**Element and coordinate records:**

^^^^

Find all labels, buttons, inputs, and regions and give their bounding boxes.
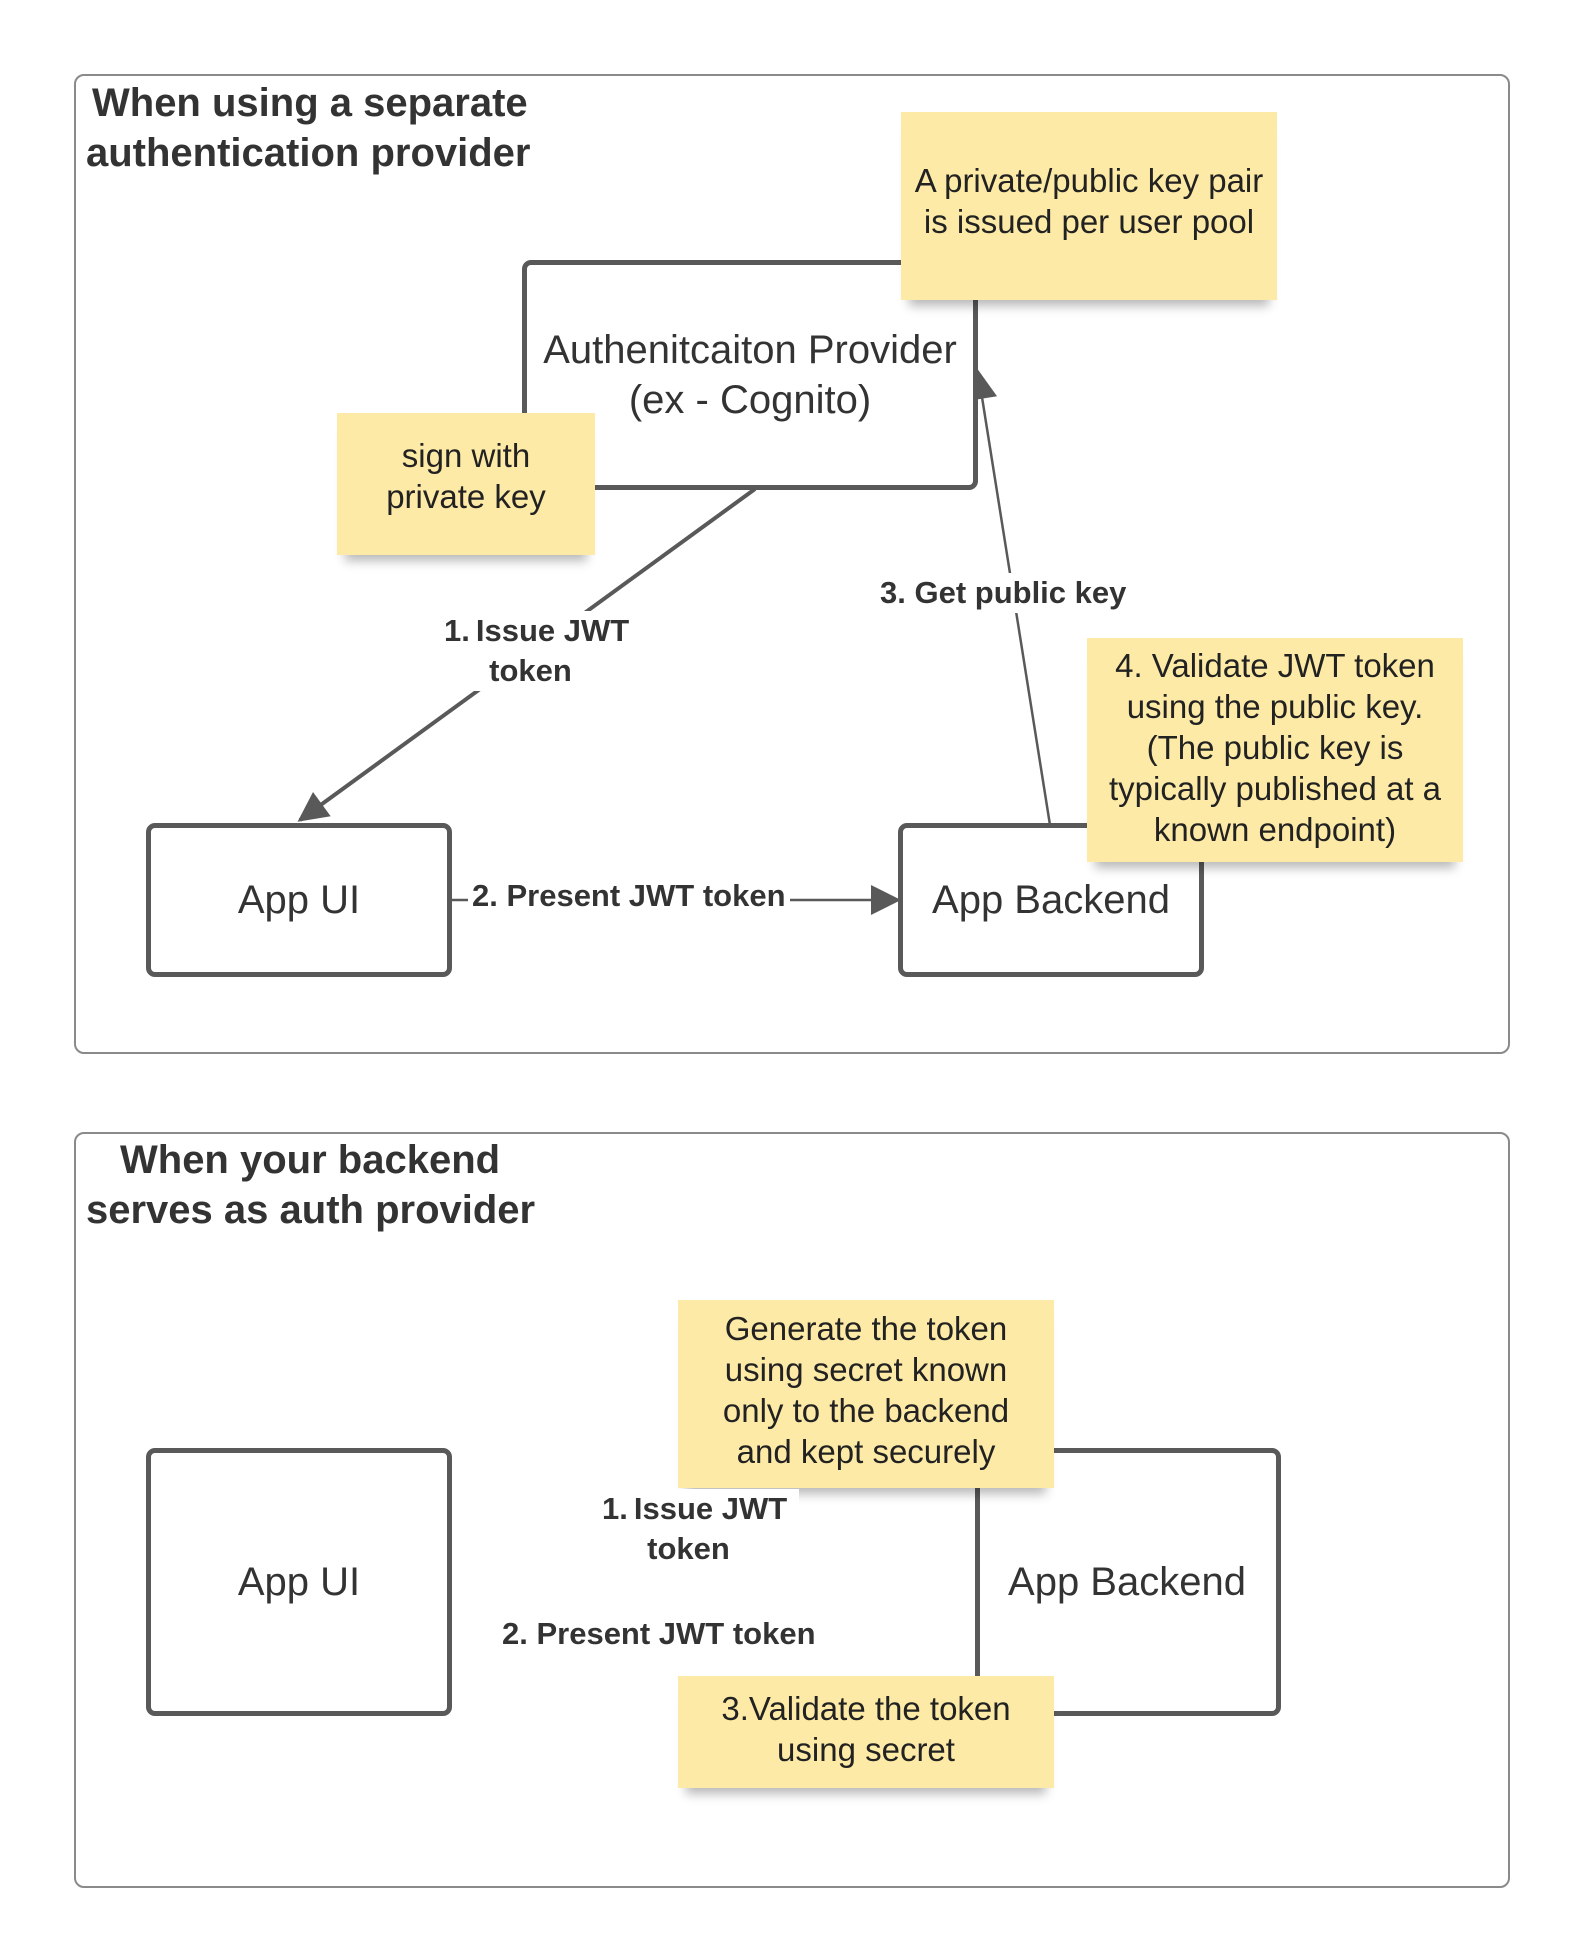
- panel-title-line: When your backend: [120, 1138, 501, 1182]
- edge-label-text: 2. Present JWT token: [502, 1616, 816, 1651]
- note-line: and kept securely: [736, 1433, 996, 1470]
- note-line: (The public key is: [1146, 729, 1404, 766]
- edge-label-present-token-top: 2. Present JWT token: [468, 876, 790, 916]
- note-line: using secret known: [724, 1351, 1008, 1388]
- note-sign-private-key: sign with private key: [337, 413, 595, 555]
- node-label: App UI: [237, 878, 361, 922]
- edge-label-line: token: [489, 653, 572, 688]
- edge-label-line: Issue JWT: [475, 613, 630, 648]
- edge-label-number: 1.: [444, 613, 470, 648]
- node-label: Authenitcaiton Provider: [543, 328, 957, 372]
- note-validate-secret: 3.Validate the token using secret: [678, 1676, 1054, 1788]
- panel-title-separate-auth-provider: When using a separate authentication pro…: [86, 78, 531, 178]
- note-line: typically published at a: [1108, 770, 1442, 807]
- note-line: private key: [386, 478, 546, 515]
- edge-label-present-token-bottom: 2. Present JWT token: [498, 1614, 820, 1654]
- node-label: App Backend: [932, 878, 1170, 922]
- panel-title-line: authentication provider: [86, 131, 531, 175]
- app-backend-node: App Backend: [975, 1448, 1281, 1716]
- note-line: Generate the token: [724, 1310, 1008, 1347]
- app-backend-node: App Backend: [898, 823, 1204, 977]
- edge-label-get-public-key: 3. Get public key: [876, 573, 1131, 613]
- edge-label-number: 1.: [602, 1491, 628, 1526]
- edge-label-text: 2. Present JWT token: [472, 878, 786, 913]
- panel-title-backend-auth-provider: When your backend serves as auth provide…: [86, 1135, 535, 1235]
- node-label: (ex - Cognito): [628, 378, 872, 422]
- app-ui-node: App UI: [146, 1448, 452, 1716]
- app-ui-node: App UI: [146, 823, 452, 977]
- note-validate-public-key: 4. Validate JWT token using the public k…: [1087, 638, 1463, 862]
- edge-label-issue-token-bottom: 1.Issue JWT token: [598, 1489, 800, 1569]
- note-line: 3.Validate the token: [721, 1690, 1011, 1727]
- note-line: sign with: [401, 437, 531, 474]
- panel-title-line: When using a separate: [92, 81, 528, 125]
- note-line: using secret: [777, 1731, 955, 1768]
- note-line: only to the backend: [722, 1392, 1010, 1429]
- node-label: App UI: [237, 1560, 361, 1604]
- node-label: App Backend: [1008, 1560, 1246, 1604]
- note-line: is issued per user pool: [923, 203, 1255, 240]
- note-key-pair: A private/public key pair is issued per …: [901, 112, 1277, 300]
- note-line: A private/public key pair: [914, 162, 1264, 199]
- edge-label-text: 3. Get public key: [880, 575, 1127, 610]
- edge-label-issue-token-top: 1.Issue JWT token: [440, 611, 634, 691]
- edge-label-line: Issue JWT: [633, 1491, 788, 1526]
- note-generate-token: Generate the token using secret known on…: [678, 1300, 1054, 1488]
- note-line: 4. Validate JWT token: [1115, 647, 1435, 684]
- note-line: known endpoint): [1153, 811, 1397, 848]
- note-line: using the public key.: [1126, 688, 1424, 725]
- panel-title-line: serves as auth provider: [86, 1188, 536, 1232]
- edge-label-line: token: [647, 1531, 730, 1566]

^^^^

**WRITTEN EXERCISE:** Swap "App Backend" for "API Server" throughout the listing, keeping every other line the same and leaving out the picture.

**RESULT:**
Find all labels, buttons, inputs, and regions and give their bounding boxes.
- panel-title-line: When your backend: [120, 1138, 501, 1182]
- edge-label-text: 2. Present JWT token: [502, 1616, 816, 1651]
- note-line: and kept securely: [736, 1433, 996, 1470]
- note-line: (The public key is: [1146, 729, 1404, 766]
- edge-label-present-token-top: 2. Present JWT token: [468, 876, 790, 916]
- note-line: using secret known: [724, 1351, 1008, 1388]
- note-sign-private-key: sign with private key: [337, 413, 595, 555]
- node-label: App UI: [237, 878, 361, 922]
- edge-label-line: token: [489, 653, 572, 688]
- edge-label-line: Issue JWT: [475, 613, 630, 648]
- edge-label-number: 1.: [444, 613, 470, 648]
- node-label: Authenitcaiton Provider: [543, 328, 957, 372]
- note-validate-secret: 3.Validate the token using secret: [678, 1676, 1054, 1788]
- panel-title-separate-auth-provider: When using a separate authentication pro…: [86, 78, 531, 178]
- note-line: typically published at a: [1108, 770, 1442, 807]
- note-line: private key: [386, 478, 546, 515]
- edge-label-present-token-bottom: 2. Present JWT token: [498, 1614, 820, 1654]
- node-label: API Server: [932, 878, 1170, 922]
- panel-title-line: authentication provider: [86, 131, 531, 175]
- app-backend-node: API Server: [975, 1448, 1281, 1716]
- note-line: Generate the token: [724, 1310, 1008, 1347]
- app-backend-node: API Server: [898, 823, 1204, 977]
- edge-label-get-public-key: 3. Get public key: [876, 573, 1131, 613]
- edge-label-number: 1.: [602, 1491, 628, 1526]
- edge-label-text: 2. Present JWT token: [472, 878, 786, 913]
- panel-title-backend-auth-provider: When your backend serves as auth provide…: [86, 1135, 535, 1235]
- node-label: (ex - Cognito): [628, 378, 872, 422]
- app-ui-node: App UI: [146, 1448, 452, 1716]
- app-ui-node: App UI: [146, 823, 452, 977]
- note-validate-public-key: 4. Validate JWT token using the public k…: [1087, 638, 1463, 862]
- edge-label-issue-token-bottom: 1.Issue JWT token: [598, 1489, 800, 1569]
- note-line: 3.Validate the token: [721, 1690, 1011, 1727]
- note-line: sign with: [401, 437, 531, 474]
- panel-title-line: When using a separate: [92, 81, 528, 125]
- note-line: using secret: [777, 1731, 955, 1768]
- note-line: only to the backend: [722, 1392, 1010, 1429]
- node-label: App UI: [237, 1560, 361, 1604]
- node-label: API Server: [1008, 1560, 1246, 1604]
- note-line: is issued per user pool: [923, 203, 1255, 240]
- note-key-pair: A private/public key pair is issued per …: [901, 112, 1277, 300]
- note-line: A private/public key pair: [914, 162, 1264, 199]
- edge-label-text: 3. Get public key: [880, 575, 1127, 610]
- edge-label-issue-token-top: 1.Issue JWT token: [440, 611, 634, 691]
- edge-label-line: Issue JWT: [633, 1491, 788, 1526]
- note-generate-token: Generate the token using secret known on…: [678, 1300, 1054, 1488]
- note-line: 4. Validate JWT token: [1115, 647, 1435, 684]
- note-line: known endpoint): [1153, 811, 1397, 848]
- note-line: using the public key.: [1126, 688, 1424, 725]
- panel-title-line: serves as auth provider: [86, 1188, 536, 1232]
- edge-label-line: token: [647, 1531, 730, 1566]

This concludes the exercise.